WHAT YOU WILL DO: Omit the pictures, please, and give each record below again exactly.

— begin MATERIAL FOR THIS EXERCISE —

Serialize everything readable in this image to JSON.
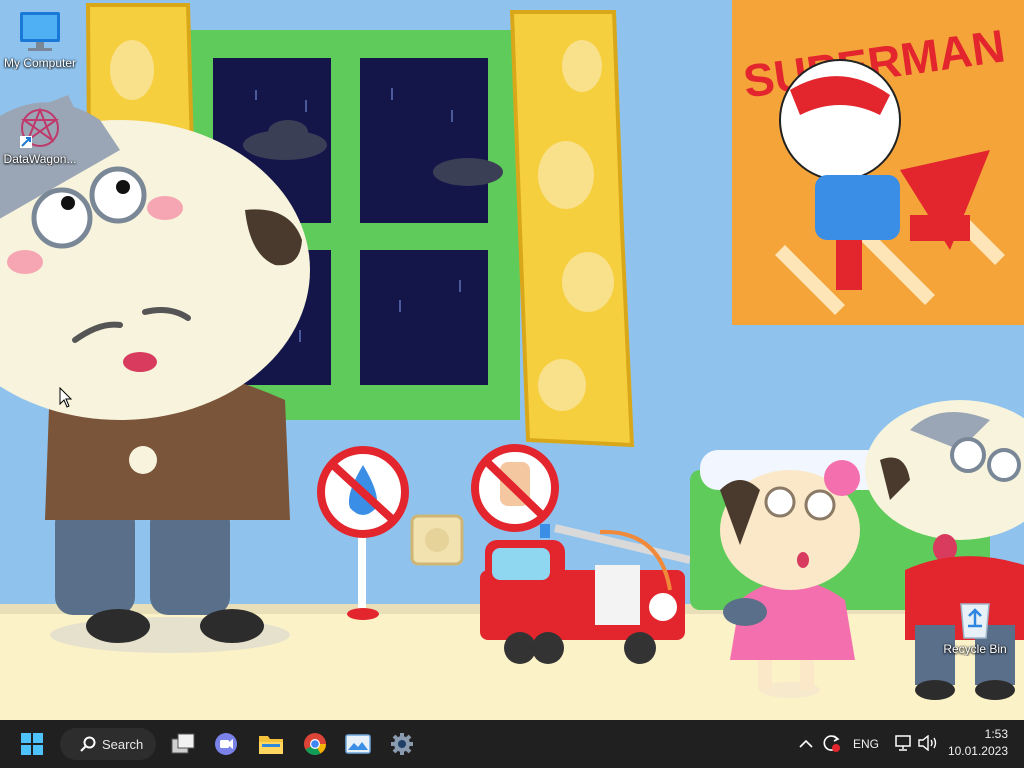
{
  "desktop": {
    "icons": [
      {
        "label": "My Computer",
        "icon": "monitor-icon"
      },
      {
        "label": "DataWagon...",
        "icon": "datawagon-shortcut-icon"
      },
      {
        "label": "Recycle Bin",
        "icon": "recycle-bin-icon"
      }
    ],
    "wallpaper": {
      "poster_text": "SUPERMAN"
    }
  },
  "taskbar": {
    "search_label": "Search",
    "pinned": [
      {
        "name": "start",
        "icon": "windows-start-icon"
      },
      {
        "name": "task-view",
        "icon": "task-view-icon"
      },
      {
        "name": "teams-chat",
        "icon": "teams-chat-icon"
      },
      {
        "name": "file-explorer",
        "icon": "file-explorer-icon"
      },
      {
        "name": "chrome",
        "icon": "chrome-icon"
      },
      {
        "name": "photos",
        "icon": "photos-icon"
      },
      {
        "name": "settings",
        "icon": "settings-gear-icon"
      }
    ],
    "tray": {
      "language": "ENG",
      "time": "1:53",
      "date": "10.01.2023"
    }
  },
  "colors": {
    "taskbar_bg": "#202020",
    "wall_blue": "#8fc3ee",
    "window_frame_green": "#5fcb5a",
    "curtain_yellow": "#f6cf3f",
    "poster_orange": "#f5a43a",
    "accent_blue": "#3b8ee6"
  }
}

— end MATERIAL FOR THIS EXERCISE —

TASK ANSWER:
Serialize everything readable in this image to JSON.
{
  "desktop": {
    "icons": [
      {
        "label": "My Computer",
        "icon": "monitor-icon"
      },
      {
        "label": "DataWagon...",
        "icon": "datawagon-shortcut-icon"
      },
      {
        "label": "Recycle Bin",
        "icon": "recycle-bin-icon"
      }
    ],
    "wallpaper": {
      "poster_text": "SUPERMAN"
    }
  },
  "taskbar": {
    "search_label": "Search",
    "pinned": [
      {
        "name": "start",
        "icon": "windows-start-icon"
      },
      {
        "name": "task-view",
        "icon": "task-view-icon"
      },
      {
        "name": "teams-chat",
        "icon": "teams-chat-icon"
      },
      {
        "name": "file-explorer",
        "icon": "file-explorer-icon"
      },
      {
        "name": "chrome",
        "icon": "chrome-icon"
      },
      {
        "name": "photos",
        "icon": "photos-icon"
      },
      {
        "name": "settings",
        "icon": "settings-gear-icon"
      }
    ],
    "tray": {
      "language": "ENG",
      "time": "1:53",
      "date": "10.01.2023"
    }
  },
  "colors": {
    "taskbar_bg": "#202020",
    "wall_blue": "#8fc3ee",
    "window_frame_green": "#5fcb5a",
    "curtain_yellow": "#f6cf3f",
    "poster_orange": "#f5a43a",
    "accent_blue": "#3b8ee6"
  }
}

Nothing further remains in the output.